== Record excerpts

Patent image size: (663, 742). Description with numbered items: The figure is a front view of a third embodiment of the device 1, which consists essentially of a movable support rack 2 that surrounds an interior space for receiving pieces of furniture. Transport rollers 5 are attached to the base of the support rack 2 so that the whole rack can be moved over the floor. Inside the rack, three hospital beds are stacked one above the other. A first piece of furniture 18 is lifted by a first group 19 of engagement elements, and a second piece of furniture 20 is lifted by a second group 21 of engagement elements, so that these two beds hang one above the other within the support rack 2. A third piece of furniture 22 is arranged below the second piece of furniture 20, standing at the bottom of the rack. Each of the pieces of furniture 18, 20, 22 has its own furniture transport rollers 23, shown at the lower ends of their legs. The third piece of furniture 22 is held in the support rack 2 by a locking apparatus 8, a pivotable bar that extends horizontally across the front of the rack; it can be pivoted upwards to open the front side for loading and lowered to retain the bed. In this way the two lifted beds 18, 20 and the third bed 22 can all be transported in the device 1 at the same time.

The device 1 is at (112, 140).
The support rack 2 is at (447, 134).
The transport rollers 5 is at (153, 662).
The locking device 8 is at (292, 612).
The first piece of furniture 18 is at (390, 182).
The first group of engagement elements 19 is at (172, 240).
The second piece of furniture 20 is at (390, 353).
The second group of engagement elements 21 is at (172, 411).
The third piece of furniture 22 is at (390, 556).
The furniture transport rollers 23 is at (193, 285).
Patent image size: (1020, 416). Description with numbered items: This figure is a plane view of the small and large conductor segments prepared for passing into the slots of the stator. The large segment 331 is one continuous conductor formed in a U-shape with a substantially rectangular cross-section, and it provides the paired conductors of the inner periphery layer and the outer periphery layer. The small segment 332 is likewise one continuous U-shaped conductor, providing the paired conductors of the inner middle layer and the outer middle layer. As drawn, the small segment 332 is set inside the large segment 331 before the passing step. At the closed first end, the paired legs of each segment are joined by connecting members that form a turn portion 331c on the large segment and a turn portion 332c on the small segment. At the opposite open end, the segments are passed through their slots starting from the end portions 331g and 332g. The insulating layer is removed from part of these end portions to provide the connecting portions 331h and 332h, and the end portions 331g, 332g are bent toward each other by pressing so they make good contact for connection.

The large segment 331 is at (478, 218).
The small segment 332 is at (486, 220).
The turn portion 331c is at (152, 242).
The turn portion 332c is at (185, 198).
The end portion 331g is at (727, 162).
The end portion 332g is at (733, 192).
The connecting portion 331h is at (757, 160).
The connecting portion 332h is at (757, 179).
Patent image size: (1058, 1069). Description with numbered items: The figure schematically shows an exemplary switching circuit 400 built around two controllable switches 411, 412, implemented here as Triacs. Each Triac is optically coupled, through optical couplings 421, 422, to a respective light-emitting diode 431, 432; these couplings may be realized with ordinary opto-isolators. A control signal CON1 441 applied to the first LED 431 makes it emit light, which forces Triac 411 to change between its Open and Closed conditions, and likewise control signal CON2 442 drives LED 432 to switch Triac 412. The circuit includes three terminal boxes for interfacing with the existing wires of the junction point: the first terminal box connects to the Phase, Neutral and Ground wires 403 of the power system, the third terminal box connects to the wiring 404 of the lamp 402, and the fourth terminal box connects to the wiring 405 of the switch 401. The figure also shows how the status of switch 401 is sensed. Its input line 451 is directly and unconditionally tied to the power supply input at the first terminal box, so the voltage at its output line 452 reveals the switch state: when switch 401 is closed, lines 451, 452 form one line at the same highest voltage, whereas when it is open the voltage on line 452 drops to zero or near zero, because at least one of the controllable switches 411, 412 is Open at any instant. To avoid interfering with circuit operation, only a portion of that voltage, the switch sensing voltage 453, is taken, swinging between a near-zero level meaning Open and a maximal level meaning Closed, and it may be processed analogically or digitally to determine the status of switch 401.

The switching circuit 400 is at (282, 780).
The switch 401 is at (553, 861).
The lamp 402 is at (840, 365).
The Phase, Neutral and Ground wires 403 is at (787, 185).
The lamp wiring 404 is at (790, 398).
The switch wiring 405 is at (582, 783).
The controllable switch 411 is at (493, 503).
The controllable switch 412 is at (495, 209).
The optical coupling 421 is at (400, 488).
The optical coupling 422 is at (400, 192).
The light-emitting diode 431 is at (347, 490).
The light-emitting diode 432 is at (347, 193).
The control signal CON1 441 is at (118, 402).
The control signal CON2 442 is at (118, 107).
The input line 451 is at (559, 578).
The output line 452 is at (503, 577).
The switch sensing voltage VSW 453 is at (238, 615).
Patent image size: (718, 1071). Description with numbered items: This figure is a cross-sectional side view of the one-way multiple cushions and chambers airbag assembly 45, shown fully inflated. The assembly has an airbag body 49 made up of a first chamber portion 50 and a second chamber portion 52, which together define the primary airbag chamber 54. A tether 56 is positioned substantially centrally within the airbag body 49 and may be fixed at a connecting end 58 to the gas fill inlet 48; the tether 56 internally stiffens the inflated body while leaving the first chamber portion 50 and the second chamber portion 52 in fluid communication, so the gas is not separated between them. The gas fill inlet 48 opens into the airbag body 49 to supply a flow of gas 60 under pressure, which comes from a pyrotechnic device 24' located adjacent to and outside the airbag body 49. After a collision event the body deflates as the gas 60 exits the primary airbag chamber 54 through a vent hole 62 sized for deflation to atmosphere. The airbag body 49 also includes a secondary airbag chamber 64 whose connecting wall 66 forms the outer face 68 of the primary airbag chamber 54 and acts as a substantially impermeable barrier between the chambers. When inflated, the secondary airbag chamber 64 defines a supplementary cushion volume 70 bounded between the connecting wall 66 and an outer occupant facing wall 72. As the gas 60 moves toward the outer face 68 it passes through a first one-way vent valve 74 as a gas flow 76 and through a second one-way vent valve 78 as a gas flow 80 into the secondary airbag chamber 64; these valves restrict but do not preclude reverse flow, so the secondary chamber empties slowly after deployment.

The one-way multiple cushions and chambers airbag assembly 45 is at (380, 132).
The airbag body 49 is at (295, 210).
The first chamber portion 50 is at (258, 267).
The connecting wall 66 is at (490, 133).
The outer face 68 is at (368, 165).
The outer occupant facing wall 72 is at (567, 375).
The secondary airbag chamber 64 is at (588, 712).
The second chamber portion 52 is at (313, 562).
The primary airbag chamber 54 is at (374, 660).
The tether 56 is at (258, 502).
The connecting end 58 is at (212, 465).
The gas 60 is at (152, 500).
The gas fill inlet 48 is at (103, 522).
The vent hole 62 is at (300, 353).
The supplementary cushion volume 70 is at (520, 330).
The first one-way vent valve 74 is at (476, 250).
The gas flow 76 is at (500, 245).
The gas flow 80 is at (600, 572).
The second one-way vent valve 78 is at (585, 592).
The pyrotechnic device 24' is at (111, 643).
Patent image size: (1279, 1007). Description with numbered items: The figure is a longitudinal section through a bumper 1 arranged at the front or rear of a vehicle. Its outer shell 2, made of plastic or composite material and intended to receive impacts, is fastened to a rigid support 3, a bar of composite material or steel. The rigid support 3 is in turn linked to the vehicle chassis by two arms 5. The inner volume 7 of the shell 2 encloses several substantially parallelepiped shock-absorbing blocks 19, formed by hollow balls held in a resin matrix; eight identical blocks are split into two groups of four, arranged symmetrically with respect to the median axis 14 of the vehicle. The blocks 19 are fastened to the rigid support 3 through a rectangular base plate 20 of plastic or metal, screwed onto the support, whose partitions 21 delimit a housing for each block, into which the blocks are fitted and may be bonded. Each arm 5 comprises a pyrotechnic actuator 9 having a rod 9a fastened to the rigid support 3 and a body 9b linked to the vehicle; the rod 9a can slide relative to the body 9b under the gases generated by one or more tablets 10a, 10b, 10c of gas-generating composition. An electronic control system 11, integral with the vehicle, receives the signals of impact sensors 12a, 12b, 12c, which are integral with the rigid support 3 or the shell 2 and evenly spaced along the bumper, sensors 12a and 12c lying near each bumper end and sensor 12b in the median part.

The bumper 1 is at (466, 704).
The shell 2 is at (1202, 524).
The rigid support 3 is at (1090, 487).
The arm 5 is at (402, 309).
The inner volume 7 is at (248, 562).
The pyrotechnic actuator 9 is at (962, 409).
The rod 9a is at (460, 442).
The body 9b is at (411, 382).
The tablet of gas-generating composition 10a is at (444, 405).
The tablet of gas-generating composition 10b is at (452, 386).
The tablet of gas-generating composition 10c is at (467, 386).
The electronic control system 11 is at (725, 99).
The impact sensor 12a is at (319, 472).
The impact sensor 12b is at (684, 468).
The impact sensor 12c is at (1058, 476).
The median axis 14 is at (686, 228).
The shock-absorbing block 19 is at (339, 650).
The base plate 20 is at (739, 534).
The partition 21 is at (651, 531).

====

Please write out the lines between the one holding "Patent image size: (1020, 416)." and the one holding "The large segment 331 is at (478, 218).", inclusive, substituting "armature" for "stator" and leaving everything else unchanged.

→ **Answer below**:
Patent image size: (1020, 416). Description with numbered items: This figure is a plane view of the small and large conductor segments prepared for passing into the slots of the armature. The large segment 331 is one continuous conductor formed in a U-shape with a substantially rectangular cross-section, and it provides the paired conductors of the inner periphery layer and the outer periphery layer. The small segment 332 is likewise one continuous U-shaped conductor, providing the paired conductors of the inner middle layer and the outer middle layer. As drawn, the small segment 332 is set inside the large segment 331 before the passing step. At the closed first end, the paired legs of each segment are joined by connecting members that form a turn portion 331c on the large segment and a turn portion 332c on the small segment. At the opposite open end, the segments are passed through their slots starting from the end portions 331g and 332g. The insulating layer is removed from part of these end portions to provide the connecting portions 331h and 332h, and the end portions 331g, 332g are bent toward each other by pressing so they make good contact for connection.

The large segment 331 is at (478, 218).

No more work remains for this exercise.